Records provided |

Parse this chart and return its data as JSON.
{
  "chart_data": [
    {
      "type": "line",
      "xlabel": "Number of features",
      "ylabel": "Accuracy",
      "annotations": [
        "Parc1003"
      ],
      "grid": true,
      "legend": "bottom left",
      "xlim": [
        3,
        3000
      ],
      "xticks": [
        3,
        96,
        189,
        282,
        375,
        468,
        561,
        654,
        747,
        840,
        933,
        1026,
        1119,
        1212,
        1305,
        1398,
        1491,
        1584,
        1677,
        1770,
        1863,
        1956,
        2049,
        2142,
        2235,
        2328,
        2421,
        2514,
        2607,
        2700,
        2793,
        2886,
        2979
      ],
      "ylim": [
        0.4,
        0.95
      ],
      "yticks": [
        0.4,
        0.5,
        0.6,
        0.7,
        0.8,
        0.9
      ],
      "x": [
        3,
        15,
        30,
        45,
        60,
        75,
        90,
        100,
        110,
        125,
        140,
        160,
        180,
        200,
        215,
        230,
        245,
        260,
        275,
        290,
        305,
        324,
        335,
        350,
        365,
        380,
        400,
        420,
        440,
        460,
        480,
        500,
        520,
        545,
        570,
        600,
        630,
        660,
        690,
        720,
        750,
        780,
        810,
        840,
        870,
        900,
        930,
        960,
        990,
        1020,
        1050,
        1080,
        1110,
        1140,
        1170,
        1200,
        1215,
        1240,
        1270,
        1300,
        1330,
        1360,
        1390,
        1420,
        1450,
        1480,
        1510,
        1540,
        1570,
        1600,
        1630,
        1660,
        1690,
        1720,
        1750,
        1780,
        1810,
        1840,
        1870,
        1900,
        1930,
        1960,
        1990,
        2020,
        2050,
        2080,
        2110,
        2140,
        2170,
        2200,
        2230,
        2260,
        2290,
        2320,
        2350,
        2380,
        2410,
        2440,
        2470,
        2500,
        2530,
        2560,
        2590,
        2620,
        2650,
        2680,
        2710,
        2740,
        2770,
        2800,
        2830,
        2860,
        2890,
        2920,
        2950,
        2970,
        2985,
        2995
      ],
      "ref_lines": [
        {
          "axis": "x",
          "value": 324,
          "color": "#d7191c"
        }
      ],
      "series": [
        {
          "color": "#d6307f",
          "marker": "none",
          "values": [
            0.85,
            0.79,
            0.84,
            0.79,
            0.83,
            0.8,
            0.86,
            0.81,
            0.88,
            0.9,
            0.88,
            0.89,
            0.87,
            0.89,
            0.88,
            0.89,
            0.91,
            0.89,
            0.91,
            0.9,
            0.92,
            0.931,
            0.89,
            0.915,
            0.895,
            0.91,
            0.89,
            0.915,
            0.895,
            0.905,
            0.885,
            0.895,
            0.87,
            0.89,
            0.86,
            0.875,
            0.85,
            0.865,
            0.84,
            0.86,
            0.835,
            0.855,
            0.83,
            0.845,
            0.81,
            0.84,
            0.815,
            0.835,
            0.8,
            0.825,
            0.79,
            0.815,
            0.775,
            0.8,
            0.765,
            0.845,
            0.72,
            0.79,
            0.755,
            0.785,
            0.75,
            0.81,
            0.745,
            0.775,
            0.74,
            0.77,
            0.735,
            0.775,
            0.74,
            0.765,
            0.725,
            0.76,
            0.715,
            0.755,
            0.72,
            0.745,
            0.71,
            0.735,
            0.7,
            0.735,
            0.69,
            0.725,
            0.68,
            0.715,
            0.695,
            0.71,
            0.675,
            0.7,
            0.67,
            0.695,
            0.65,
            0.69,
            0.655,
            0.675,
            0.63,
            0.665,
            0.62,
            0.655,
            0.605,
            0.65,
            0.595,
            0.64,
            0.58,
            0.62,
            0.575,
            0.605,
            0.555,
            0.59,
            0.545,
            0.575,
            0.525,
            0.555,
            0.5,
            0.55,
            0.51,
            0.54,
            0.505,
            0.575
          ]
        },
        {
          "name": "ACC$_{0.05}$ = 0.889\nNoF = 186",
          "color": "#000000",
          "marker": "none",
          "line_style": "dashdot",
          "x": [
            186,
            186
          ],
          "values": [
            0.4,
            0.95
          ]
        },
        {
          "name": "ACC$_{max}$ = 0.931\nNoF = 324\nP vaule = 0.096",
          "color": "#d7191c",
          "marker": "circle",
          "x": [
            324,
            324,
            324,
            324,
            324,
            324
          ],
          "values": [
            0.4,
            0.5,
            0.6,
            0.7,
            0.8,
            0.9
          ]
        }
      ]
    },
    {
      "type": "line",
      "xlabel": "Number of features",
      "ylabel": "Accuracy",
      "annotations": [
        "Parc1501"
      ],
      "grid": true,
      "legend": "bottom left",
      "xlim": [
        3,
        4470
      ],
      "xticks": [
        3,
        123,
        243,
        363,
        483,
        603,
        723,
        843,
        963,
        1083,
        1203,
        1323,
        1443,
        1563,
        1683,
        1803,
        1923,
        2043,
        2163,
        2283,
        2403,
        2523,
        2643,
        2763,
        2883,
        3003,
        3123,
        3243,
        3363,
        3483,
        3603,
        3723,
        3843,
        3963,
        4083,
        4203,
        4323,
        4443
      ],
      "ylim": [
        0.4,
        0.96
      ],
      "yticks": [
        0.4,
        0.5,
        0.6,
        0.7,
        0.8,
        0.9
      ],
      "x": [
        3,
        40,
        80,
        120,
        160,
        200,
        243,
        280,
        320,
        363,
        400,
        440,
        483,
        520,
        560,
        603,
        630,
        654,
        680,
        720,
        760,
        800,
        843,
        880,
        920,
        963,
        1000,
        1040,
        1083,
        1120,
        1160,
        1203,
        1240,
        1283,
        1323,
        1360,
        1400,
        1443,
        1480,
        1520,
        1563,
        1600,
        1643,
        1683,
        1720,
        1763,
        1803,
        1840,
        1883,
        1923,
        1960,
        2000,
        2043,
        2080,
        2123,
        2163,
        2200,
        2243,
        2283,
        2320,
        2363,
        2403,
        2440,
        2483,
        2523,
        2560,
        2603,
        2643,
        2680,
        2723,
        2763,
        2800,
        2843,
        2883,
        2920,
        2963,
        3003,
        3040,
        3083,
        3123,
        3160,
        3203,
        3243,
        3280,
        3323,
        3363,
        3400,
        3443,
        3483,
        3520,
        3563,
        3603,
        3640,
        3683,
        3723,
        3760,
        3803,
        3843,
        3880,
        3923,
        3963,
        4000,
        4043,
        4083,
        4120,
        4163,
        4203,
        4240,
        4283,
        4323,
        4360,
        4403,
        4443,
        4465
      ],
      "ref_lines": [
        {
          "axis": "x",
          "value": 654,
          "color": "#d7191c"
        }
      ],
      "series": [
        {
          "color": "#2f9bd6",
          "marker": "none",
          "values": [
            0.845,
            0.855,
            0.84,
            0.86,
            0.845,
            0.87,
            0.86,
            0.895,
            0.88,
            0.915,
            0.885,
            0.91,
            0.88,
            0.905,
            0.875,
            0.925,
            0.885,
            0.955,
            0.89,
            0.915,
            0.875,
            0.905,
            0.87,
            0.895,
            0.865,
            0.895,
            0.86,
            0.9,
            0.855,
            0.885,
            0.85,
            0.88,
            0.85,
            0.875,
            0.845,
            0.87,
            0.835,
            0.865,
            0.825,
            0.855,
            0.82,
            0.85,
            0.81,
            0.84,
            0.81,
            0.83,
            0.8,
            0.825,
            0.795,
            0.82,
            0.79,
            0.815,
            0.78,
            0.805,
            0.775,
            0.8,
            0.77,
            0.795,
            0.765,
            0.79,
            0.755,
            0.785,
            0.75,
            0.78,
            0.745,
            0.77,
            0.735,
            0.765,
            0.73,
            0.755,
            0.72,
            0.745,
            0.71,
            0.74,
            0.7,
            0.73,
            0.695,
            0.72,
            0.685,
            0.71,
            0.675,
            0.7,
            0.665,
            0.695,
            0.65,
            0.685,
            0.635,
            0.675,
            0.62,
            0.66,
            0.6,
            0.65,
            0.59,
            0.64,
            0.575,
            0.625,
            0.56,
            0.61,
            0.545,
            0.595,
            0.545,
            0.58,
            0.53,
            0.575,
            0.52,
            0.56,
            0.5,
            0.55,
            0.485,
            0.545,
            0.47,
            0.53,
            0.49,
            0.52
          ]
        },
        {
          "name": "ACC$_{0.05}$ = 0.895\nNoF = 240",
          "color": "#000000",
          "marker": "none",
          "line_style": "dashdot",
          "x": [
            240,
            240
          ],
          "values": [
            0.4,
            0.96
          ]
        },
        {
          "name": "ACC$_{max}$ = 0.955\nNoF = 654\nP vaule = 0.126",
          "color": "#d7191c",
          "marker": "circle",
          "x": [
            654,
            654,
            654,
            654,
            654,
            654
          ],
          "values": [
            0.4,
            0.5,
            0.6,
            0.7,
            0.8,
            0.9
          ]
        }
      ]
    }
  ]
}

Work instructions |
Find the string "name" in the entries above and return each line that holds it.

Solution below |
          "name": "ACC$_{0.05}$ = 0.889\nNoF = 186",
          "name": "ACC$_{max}$ = 0.931\nNoF = 324\nP vaule = 0.096",
          "name": "ACC$_{0.05}$ = 0.895\nNoF = 240",
          "name": "ACC$_{max}$ = 0.955\nNoF = 654\nP vaule = 0.126",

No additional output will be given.